Stored entries

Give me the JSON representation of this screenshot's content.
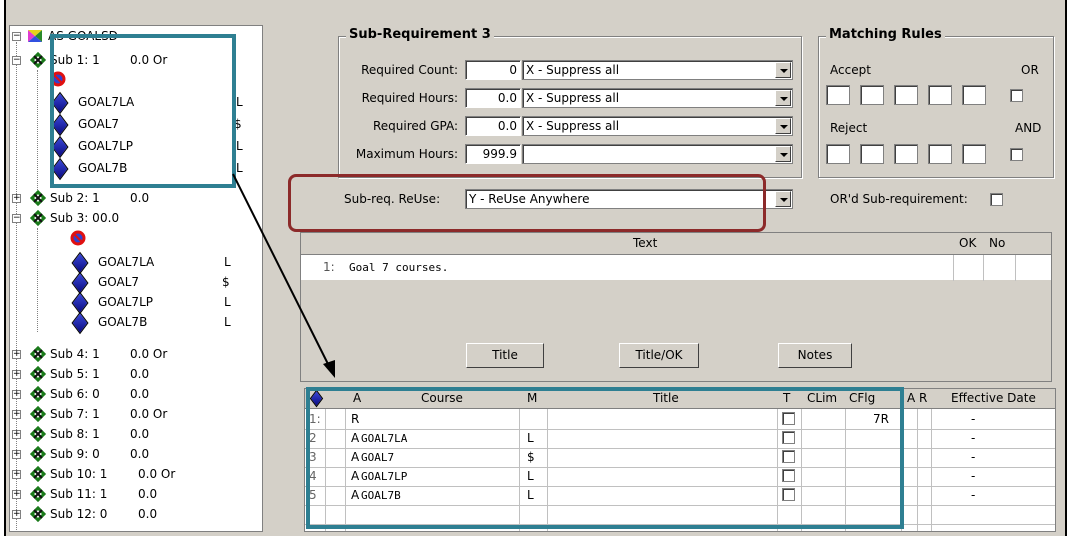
{
  "tree": {
    "root": "AS GOALSD",
    "nodes": [
      {
        "label": "Sub 1:  1",
        "val": "0.0  Or"
      },
      {
        "label": "Sub 2:  1",
        "val": "0.0"
      },
      {
        "label": "Sub 3:  0",
        "val": "0.0"
      },
      {
        "label": "Sub 4:  1",
        "val": "0.0  Or"
      },
      {
        "label": "Sub 5:  1",
        "val": "0.0"
      },
      {
        "label": "Sub 6:  0",
        "val": "0.0"
      },
      {
        "label": "Sub 7:  1",
        "val": "0.0  Or"
      },
      {
        "label": "Sub 8:  1",
        "val": "0.0"
      },
      {
        "label": "Sub 9:  0",
        "val": "0.0"
      },
      {
        "label": "Sub 10:  1",
        "val": "0.0  Or"
      },
      {
        "label": "Sub 11:  1",
        "val": "0.0"
      },
      {
        "label": "Sub 12:  0",
        "val": "0.0"
      }
    ],
    "sub1_courses": [
      {
        "name": "GOAL7LA",
        "flag": "L"
      },
      {
        "name": "GOAL7",
        "flag": "$"
      },
      {
        "name": "GOAL7LP",
        "flag": "L"
      },
      {
        "name": "GOAL7B",
        "flag": "L"
      }
    ],
    "sub3_courses": [
      {
        "name": "GOAL7LA",
        "flag": "L"
      },
      {
        "name": "GOAL7",
        "flag": "$"
      },
      {
        "name": "GOAL7LP",
        "flag": "L"
      },
      {
        "name": "GOAL7B",
        "flag": "L"
      }
    ]
  },
  "subreq": {
    "title": "Sub-Requirement 3",
    "req_count_label": "Required Count:",
    "req_count": "0",
    "req_count_opt": "X - Suppress all",
    "req_hours_label": "Required Hours:",
    "req_hours": "0.0",
    "req_hours_opt": "X - Suppress all",
    "req_gpa_label": "Required GPA:",
    "req_gpa": "0.0",
    "req_gpa_opt": "X - Suppress all",
    "max_hours_label": "Maximum Hours:",
    "max_hours": "999.9",
    "max_hours_opt": ""
  },
  "matching": {
    "title": "Matching Rules",
    "accept": "Accept",
    "or": "OR",
    "reject": "Reject",
    "and": "AND"
  },
  "reuse": {
    "label": "Sub-req. ReUse:",
    "value": "Y - ReUse Anywhere",
    "ord_label": "OR'd Sub-requirement:"
  },
  "text_grid": {
    "col_text": "Text",
    "col_ok": "OK",
    "col_no": "No",
    "row_num": "1:",
    "row_text": "Goal 7 courses."
  },
  "buttons": {
    "title": "Title",
    "title_ok": "Title/OK",
    "notes": "Notes"
  },
  "course_grid": {
    "headers": {
      "a": "A",
      "course": "Course",
      "m": "M",
      "title": "Title",
      "t": "T",
      "clim": "CLim",
      "cflg": "CFlg",
      "ar": "A  R",
      "eff": "Effective Date"
    },
    "rows": [
      {
        "n": "1:",
        "a": "R",
        "course": "",
        "m": "",
        "cflg": "7R",
        "eff": "-"
      },
      {
        "n": "2",
        "a": "A",
        "course": "GOAL7LA",
        "m": "L",
        "cflg": "",
        "eff": "-"
      },
      {
        "n": "3",
        "a": "A",
        "course": "GOAL7",
        "m": "$",
        "cflg": "",
        "eff": "-"
      },
      {
        "n": "4",
        "a": "A",
        "course": "GOAL7LP",
        "m": "L",
        "cflg": "",
        "eff": "-"
      },
      {
        "n": "5",
        "a": "A",
        "course": "GOAL7B",
        "m": "L",
        "cflg": "",
        "eff": "-"
      }
    ]
  },
  "colors": {
    "highlight_teal": "#2e7f92",
    "highlight_maroon": "#8c2a2a",
    "titlebar": "#0a246a"
  }
}
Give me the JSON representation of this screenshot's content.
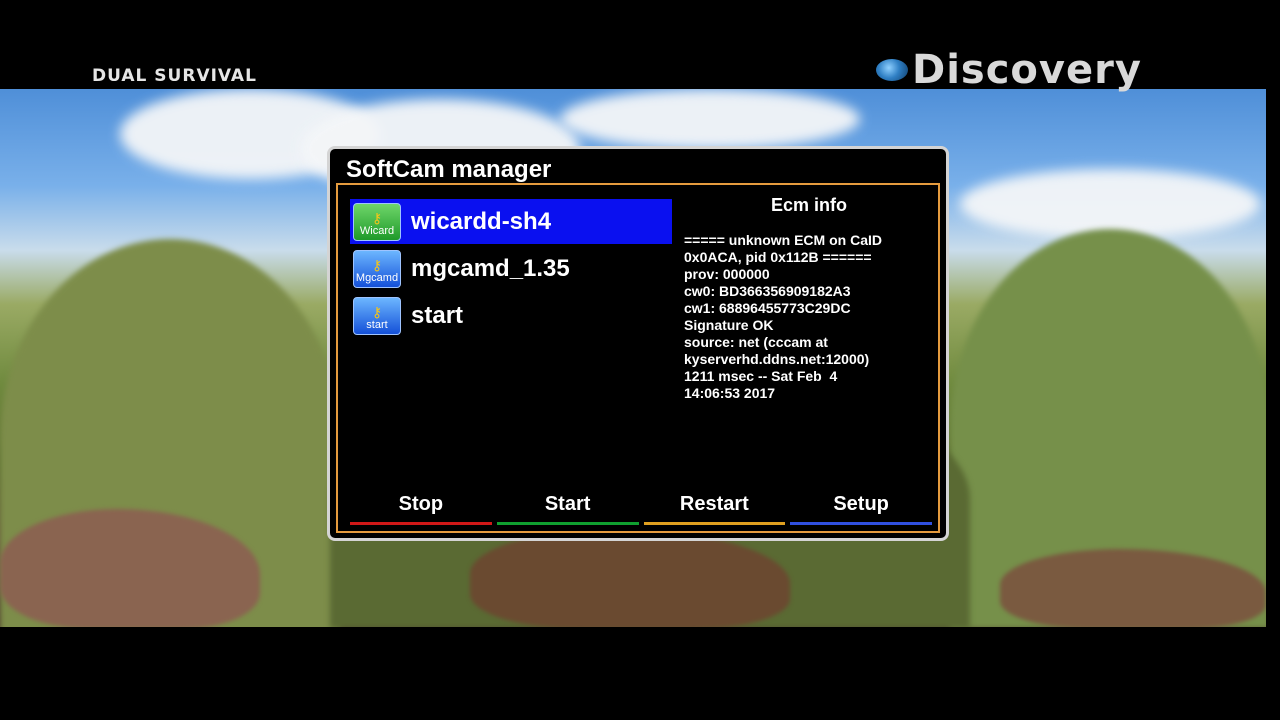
{
  "overlay": {
    "show_title": "DUAL SURVIVAL",
    "channel_logo": "Discovery"
  },
  "dialog": {
    "title": "SoftCam manager",
    "cams": [
      {
        "label": "wicardd-sh4",
        "icon_label": "Wicard",
        "icon": "key-icon",
        "selected": true,
        "icon_color": "#1f9a2a"
      },
      {
        "label": "mgcamd_1.35",
        "icon_label": "Mgcamd",
        "icon": "key-icon",
        "selected": false,
        "icon_color": "#1450d8"
      },
      {
        "label": "start",
        "icon_label": "start",
        "icon": "key-icon",
        "selected": false,
        "icon_color": "#1450d8"
      }
    ],
    "ecm": {
      "title": "Ecm info",
      "lines": [
        "===== unknown ECM on CaID",
        "0x0ACA, pid 0x112B ======",
        "prov: 000000",
        "cw0: BD366356909182A3",
        "cw1: 68896455773C29DC",
        "Signature OK",
        "source: net (cccam at",
        "kyserverhd.ddns.net:12000)",
        "1211 msec -- Sat Feb  4",
        "14:06:53 2017"
      ]
    },
    "buttons": {
      "stop": "Stop",
      "start": "Start",
      "restart": "Restart",
      "setup": "Setup"
    },
    "colors": {
      "selection": "#0a10f0",
      "border": "#e59b3e",
      "red": "#d01818",
      "green": "#10a030",
      "yellow": "#e0a020",
      "blue": "#3050e0"
    }
  }
}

REQUIRED TASK: Look above for every line with the word "Suppress" and copy it.

FULL SOLUTION:
    "req_count_opt": "X - Suppress all",
    "req_hours_opt": "X - Suppress all",
    "req_gpa_opt": "X - Suppress all",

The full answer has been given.